◆ REQUIREMENT ◆
Look through the material and copy each line holding "Portugal".

Figure record extracts
********************
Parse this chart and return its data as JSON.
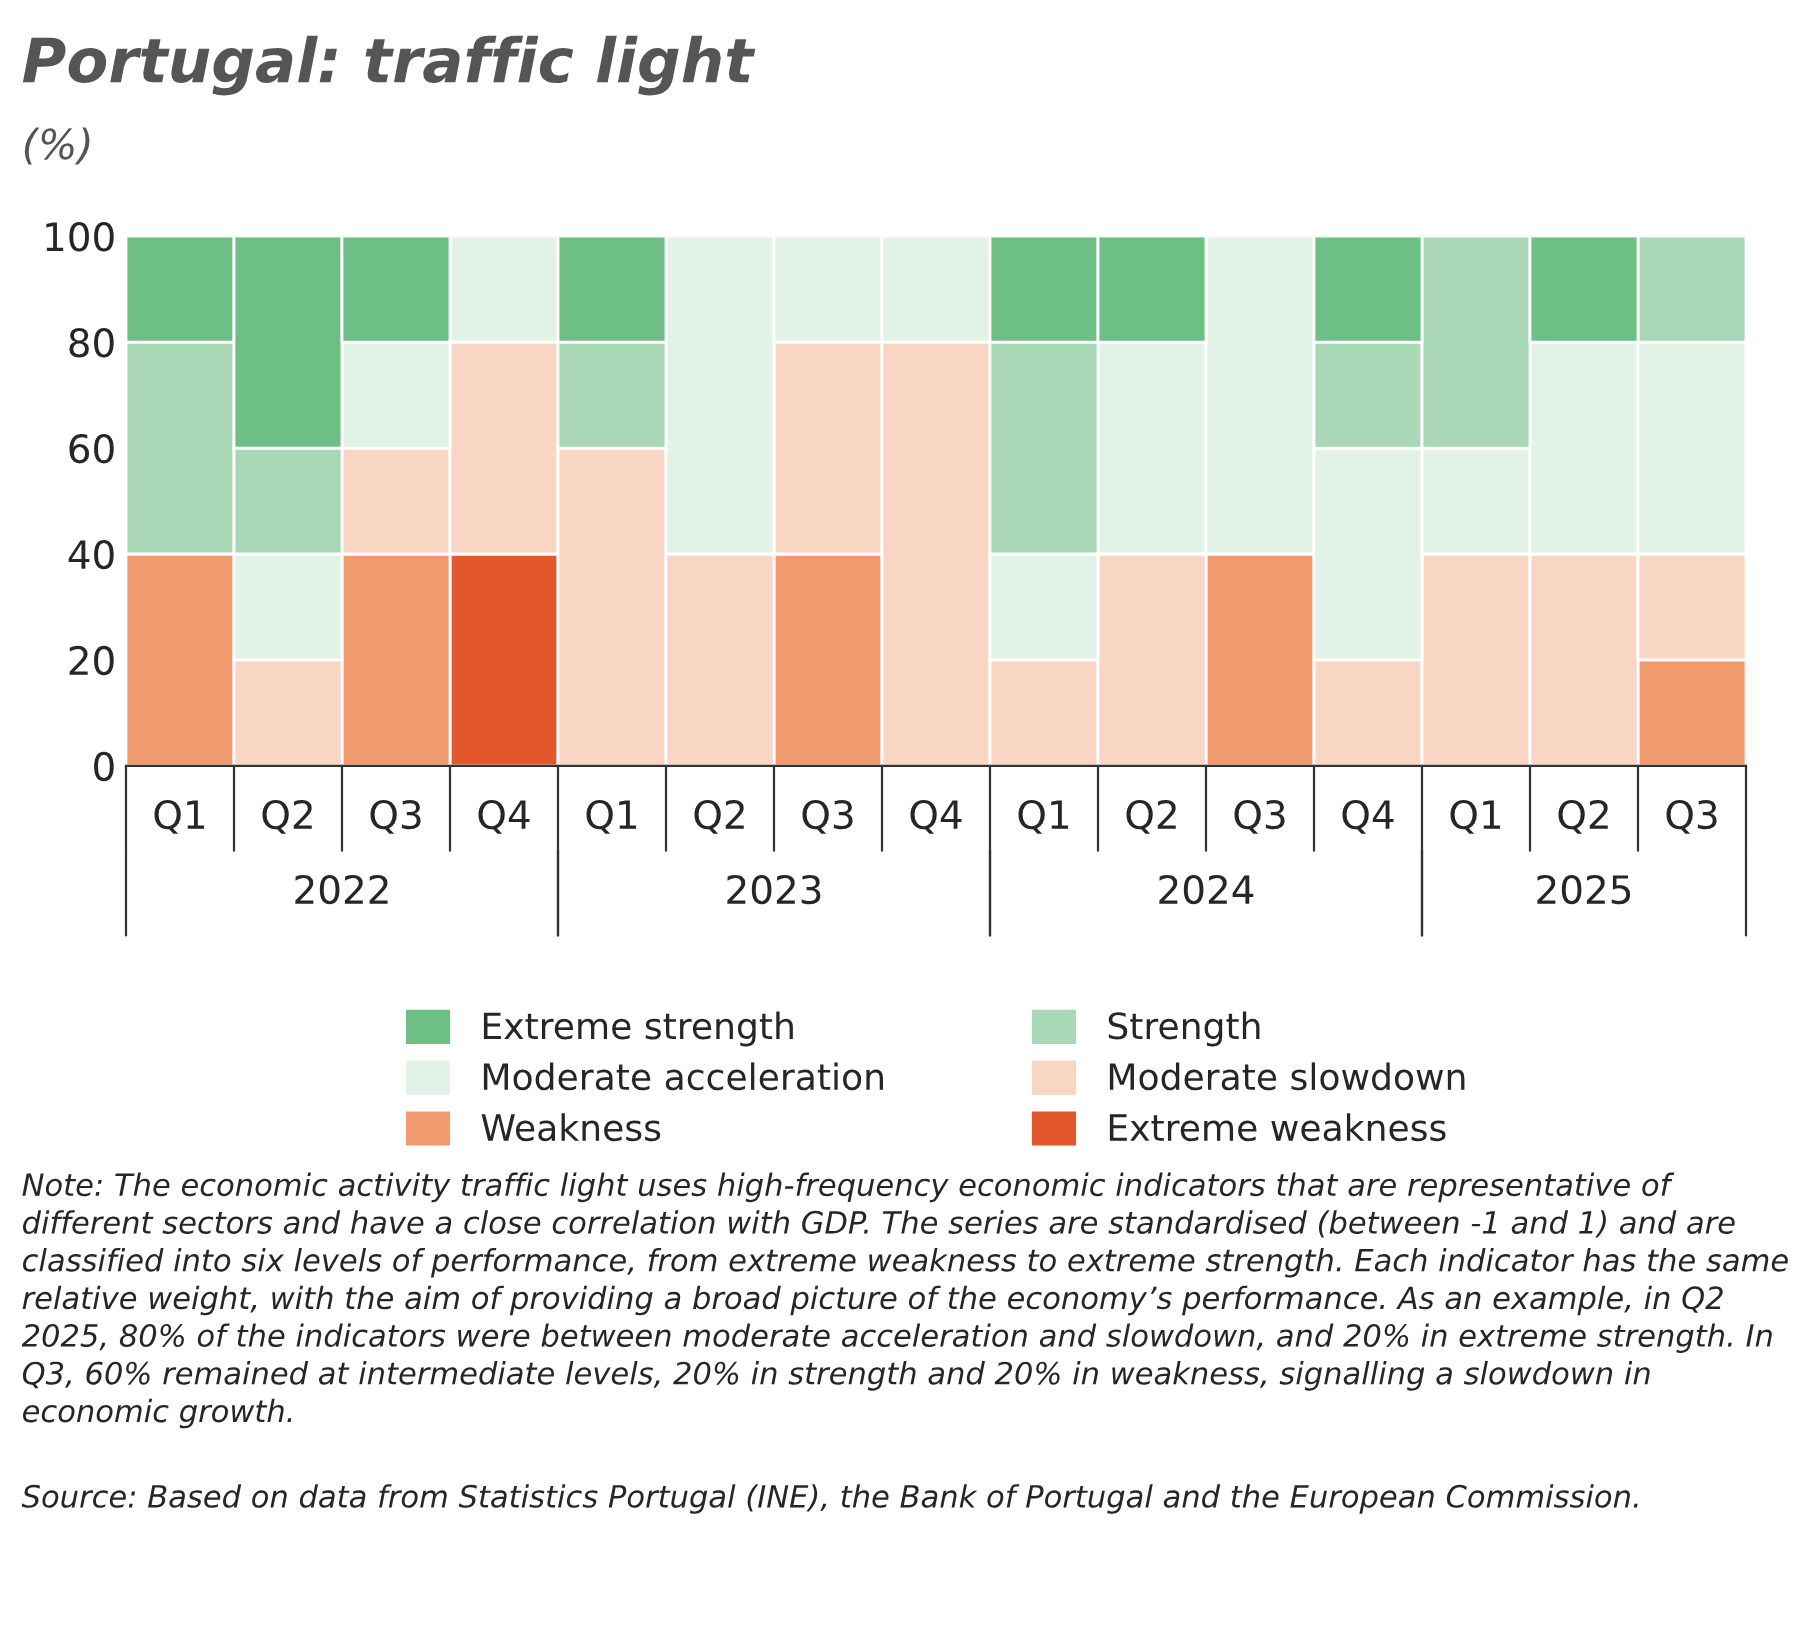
{
  "chart_data": {
    "type": "bar",
    "title": "Portugal: traffic light",
    "subtitle": "(%)",
    "categories": [
      "Q1",
      "Q2",
      "Q3",
      "Q4",
      "Q1",
      "Q2",
      "Q3",
      "Q4",
      "Q1",
      "Q2",
      "Q3",
      "Q4",
      "Q1",
      "Q2",
      "Q3"
    ],
    "stacked": true,
    "ylim": [
      0,
      100
    ],
    "yticks": [
      0,
      20,
      40,
      60,
      80,
      100
    ],
    "grid": false,
    "legend": "bottom",
    "series": [
      {
        "name": "Extreme weakness",
        "color": "#e2572b",
        "values": [
          0,
          0,
          0,
          40,
          0,
          0,
          0,
          0,
          0,
          0,
          0,
          0,
          0,
          0,
          0
        ]
      },
      {
        "name": "Weakness",
        "color": "#f19a6e",
        "values": [
          40,
          0,
          40,
          0,
          0,
          0,
          40,
          0,
          0,
          0,
          40,
          0,
          0,
          0,
          20
        ]
      },
      {
        "name": "Moderate slowdown",
        "color": "#f9d5c3",
        "values": [
          0,
          20,
          20,
          40,
          60,
          40,
          40,
          80,
          20,
          40,
          0,
          20,
          40,
          40,
          20
        ]
      },
      {
        "name": "Moderate acceleration",
        "color": "#e2f2e6",
        "values": [
          0,
          20,
          20,
          20,
          0,
          60,
          20,
          20,
          20,
          40,
          60,
          40,
          20,
          40,
          40
        ]
      },
      {
        "name": "Strength",
        "color": "#a8d8b5",
        "values": [
          40,
          20,
          0,
          0,
          20,
          0,
          0,
          0,
          40,
          0,
          0,
          20,
          40,
          0,
          20
        ]
      },
      {
        "name": "Extreme strength",
        "color": "#6dbf85",
        "values": [
          20,
          40,
          20,
          0,
          20,
          0,
          0,
          0,
          20,
          20,
          0,
          20,
          0,
          20,
          0
        ]
      }
    ],
    "annotations": [
      "2022",
      "2023",
      "2024",
      "2025",
      "Note: The economic activity traffic light uses high-frequency economic indicators that are representative of different sectors and have a close correlation with GDP. The series are standardised (between -1 and 1) and are classified into six levels of performance, from extreme weakness to extreme strength. Each indicator has the same relative weight, with the aim of providing a broad picture of the economy’s performance. As an example, in Q2 2025, 80% of the indicators were between moderate acceleration and slowdown, and 20% in extreme strength. In Q3, 60% remained at intermediate levels, 20% in strength and 20% in weakness, signalling a slowdown in economic growth.",
      "Source: Based on data from Statistics Portugal (INE), the Bank of Portugal and the European Commission."
    ]
  }
}
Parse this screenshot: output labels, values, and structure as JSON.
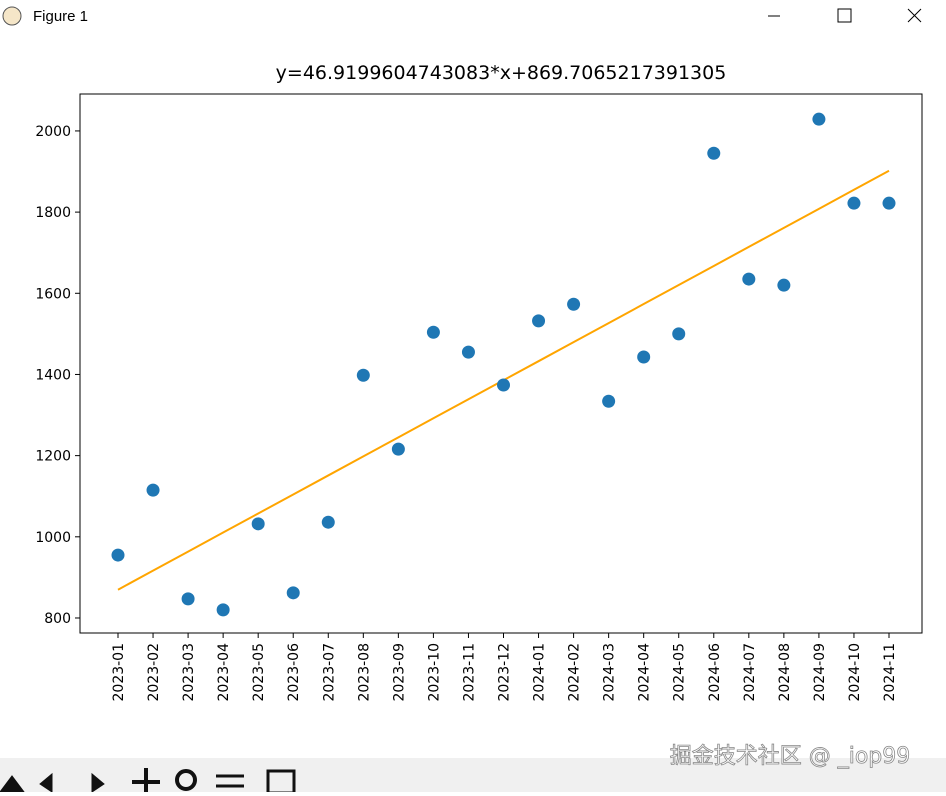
{
  "window": {
    "title": "Figure 1"
  },
  "watermark": "掘金技术社区 @ _iop99",
  "chart_data": {
    "type": "scatter",
    "title": "y=46.9199604743083*x+869.7065217391305",
    "categories": [
      "2023-01",
      "2023-02",
      "2023-03",
      "2023-04",
      "2023-05",
      "2023-06",
      "2023-07",
      "2023-08",
      "2023-09",
      "2023-10",
      "2023-11",
      "2023-12",
      "2024-01",
      "2024-02",
      "2024-03",
      "2024-04",
      "2024-05",
      "2024-06",
      "2024-07",
      "2024-08",
      "2024-09",
      "2024-10",
      "2024-11"
    ],
    "series": [
      {
        "type": "scatter",
        "color": "#1f77b4",
        "values": [
          955,
          1115,
          847,
          820,
          1032,
          862,
          1036,
          1398,
          1216,
          1504,
          1455,
          1374,
          1532,
          1573,
          1334,
          1443,
          1500,
          1945,
          1635,
          1620,
          2029,
          1822,
          1822
        ]
      },
      {
        "type": "line",
        "color": "#ffa500",
        "values": [
          869.7,
          916.6,
          963.6,
          1010.5,
          1057.4,
          1104.3,
          1151.2,
          1198.1,
          1245.1,
          1292.0,
          1338.9,
          1385.8,
          1432.7,
          1479.7,
          1526.6,
          1573.5,
          1620.4,
          1667.3,
          1714.3,
          1761.2,
          1808.1,
          1855.0,
          1901.9
        ]
      }
    ],
    "ylim": [
      763,
      2091
    ],
    "yticks": [
      800,
      1000,
      1200,
      1400,
      1600,
      1800,
      2000
    ],
    "grid": false
  }
}
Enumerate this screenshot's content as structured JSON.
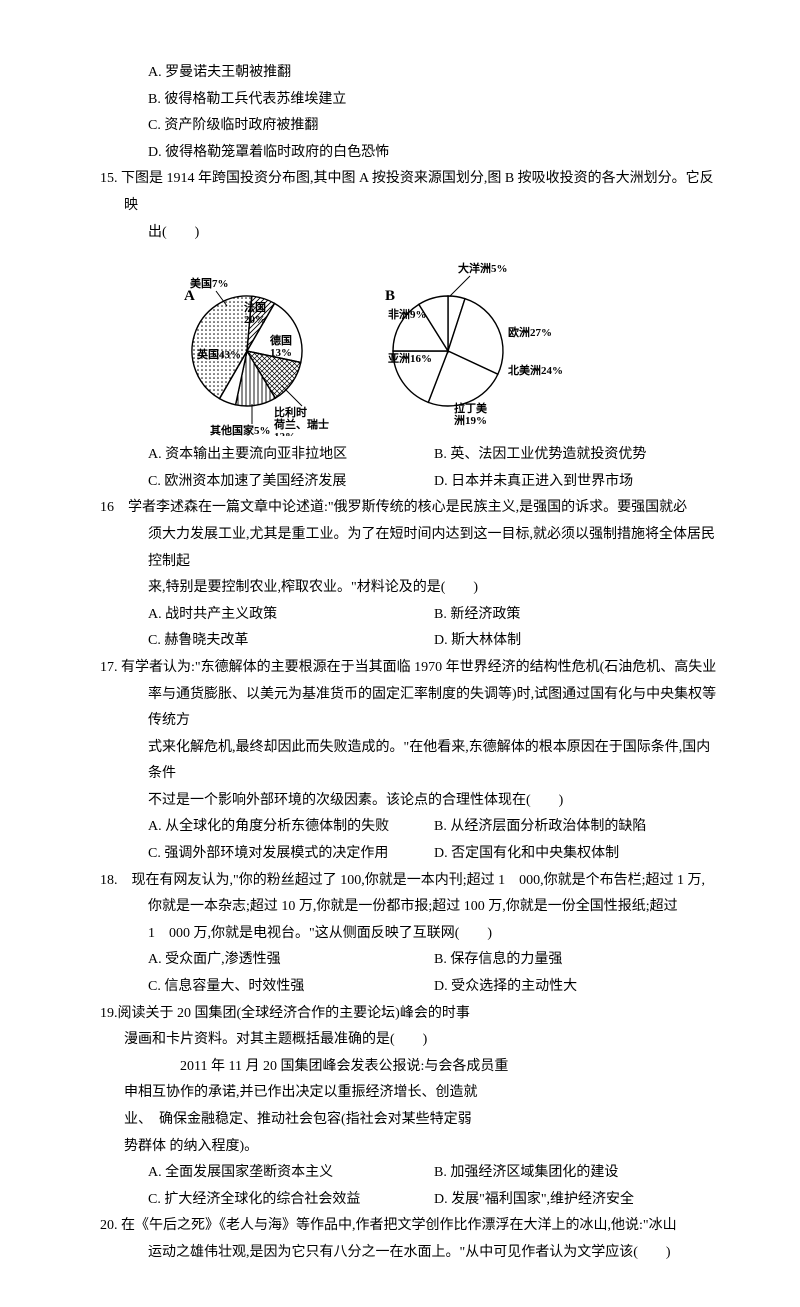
{
  "q14_options": {
    "a": "A. 罗曼诺夫王朝被推翻",
    "b": "B. 彼得格勒工兵代表苏维埃建立",
    "c": "C. 资产阶级临时政府被推翻",
    "d": "D. 彼得格勒笼罩着临时政府的白色恐怖"
  },
  "q15": {
    "stem": "15. 下图是 1914 年跨国投资分布图,其中图 A 按投资来源国划分,图 B 按吸收投资的各大洲划分。它反映",
    "stem2": "出(　　)",
    "options": {
      "a": "A. 资本输出主要流向亚非拉地区",
      "b": "B. 英、法因工业优势造就投资优势",
      "c": "C. 欧洲资本加速了美国经济发展",
      "d": "D. 日本并未真正进入到世界市场"
    },
    "chartA": {
      "title": "A",
      "slices": [
        {
          "label": "法国",
          "pct": "20%",
          "start": -60,
          "sweep": 72,
          "hatch": "none"
        },
        {
          "label": "德国",
          "pct": "13%",
          "start": 12,
          "sweep": 47,
          "hatch": "cross"
        },
        {
          "label": "比利时\n荷兰、瑞士",
          "pct": "12%",
          "start": 59,
          "sweep": 43,
          "hatch": "vert"
        },
        {
          "label": "其他国家",
          "pct": "5%",
          "start": 102,
          "sweep": 18,
          "hatch": "none"
        },
        {
          "label": "英国",
          "pct": "43%",
          "start": 120,
          "sweep": 155,
          "hatch": "dots"
        },
        {
          "label": "美国",
          "pct": "7%",
          "start": 275,
          "sweep": 25,
          "hatch": "diag"
        }
      ]
    },
    "chartB": {
      "title": "B",
      "slices": [
        {
          "label": "大洋洲",
          "pct": "5%",
          "start": -90,
          "sweep": 18,
          "hatch": "none"
        },
        {
          "label": "欧洲",
          "pct": "27%",
          "start": -72,
          "sweep": 97,
          "hatch": "none"
        },
        {
          "label": "北美洲",
          "pct": "24%",
          "start": 25,
          "sweep": 86,
          "hatch": "none"
        },
        {
          "label": "拉丁美洲",
          "pct": "19%",
          "start": 111,
          "sweep": 69,
          "hatch": "none"
        },
        {
          "label": "亚洲",
          "pct": "16%",
          "start": 180,
          "sweep": 58,
          "hatch": "none"
        },
        {
          "label": "非洲",
          "pct": "9%",
          "start": 238,
          "sweep": 32,
          "hatch": "none"
        }
      ]
    }
  },
  "q16": {
    "stem1": "16　学者李述森在一篇文章中论述道:\"俄罗斯传统的核心是民族主义,是强国的诉求。要强国就必",
    "stem2": "须大力发展工业,尤其是重工业。为了在短时间内达到这一目标,就必须以强制措施将全体居民控制起",
    "stem3": "来,特别是要控制农业,榨取农业。\"材料论及的是(　　)",
    "options": {
      "a": "A. 战时共产主义政策",
      "b": "B. 新经济政策",
      "c": "C. 赫鲁晓夫改革",
      "d": "D. 斯大林体制"
    }
  },
  "q17": {
    "stem1": "17. 有学者认为:\"东德解体的主要根源在于当其面临 1970 年世界经济的结构性危机(石油危机、高失业",
    "stem2": "率与通货膨胀、以美元为基准货币的固定汇率制度的失调等)时,试图通过国有化与中央集权等传统方",
    "stem3": "式来化解危机,最终却因此而失败造成的。\"在他看来,东德解体的根本原因在于国际条件,国内条件",
    "stem4": "不过是一个影响外部环境的次级因素。该论点的合理性体现在(　　)",
    "options": {
      "a": "A. 从全球化的角度分析东德体制的失败",
      "b": "B. 从经济层面分析政治体制的缺陷",
      "c": "C. 强调外部环境对发展模式的决定作用",
      "d": "D. 否定国有化和中央集权体制"
    }
  },
  "q18": {
    "stem1": "18.　现在有网友认为,\"你的粉丝超过了 100,你就是一本内刊;超过 1　000,你就是个布告栏;超过 1 万,",
    "stem2": "你就是一本杂志;超过 10 万,你就是一份都市报;超过 100 万,你就是一份全国性报纸;超过",
    "stem3": "1　000 万,你就是电视台。\"这从侧面反映了互联网(　　)",
    "options": {
      "a": "A. 受众面广,渗透性强",
      "b": "B. 保存信息的力量强",
      "c": "C. 信息容量大、时效性强",
      "d": "D. 受众选择的主动性大"
    }
  },
  "q19": {
    "stem1": "19.阅读关于 20 国集团(全球经济合作的主要论坛)峰会的时事",
    "stem2": "漫画和卡片资料。对其主题概括最准确的是(　　)",
    "card1": "　　　　2011 年 11 月 20 国集团峰会发表公报说:与会各成员重",
    "card2": "申相互协作的承诺,并已作出决定以重振经济增长、创造就",
    "card3": "业、　确保金融稳定、推动社会包容(指社会对某些特定弱",
    "card4": "势群体 的纳入程度)。",
    "options": {
      "a": "A. 全面发展国家垄断资本主义",
      "b": "B. 加强经济区域集团化的建设",
      "c": "C. 扩大经济全球化的综合社会效益",
      "d": "D. 发展\"福利国家\",维护经济安全"
    }
  },
  "q20": {
    "stem1": "20. 在《午后之死》《老人与海》等作品中,作者把文学创作比作漂浮在大洋上的冰山,他说:\"冰山",
    "stem2": "运动之雄伟壮观,是因为它只有八分之一在水面上。\"从中可见作者认为文学应该(　　)"
  }
}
********************
◆ RESULT OF THIS EXERCISE ◆
    "title": "Portugal: traffic light",
      "Source: Based on data from Statistics Portugal (INE), the Bank of Portugal and the European Commission."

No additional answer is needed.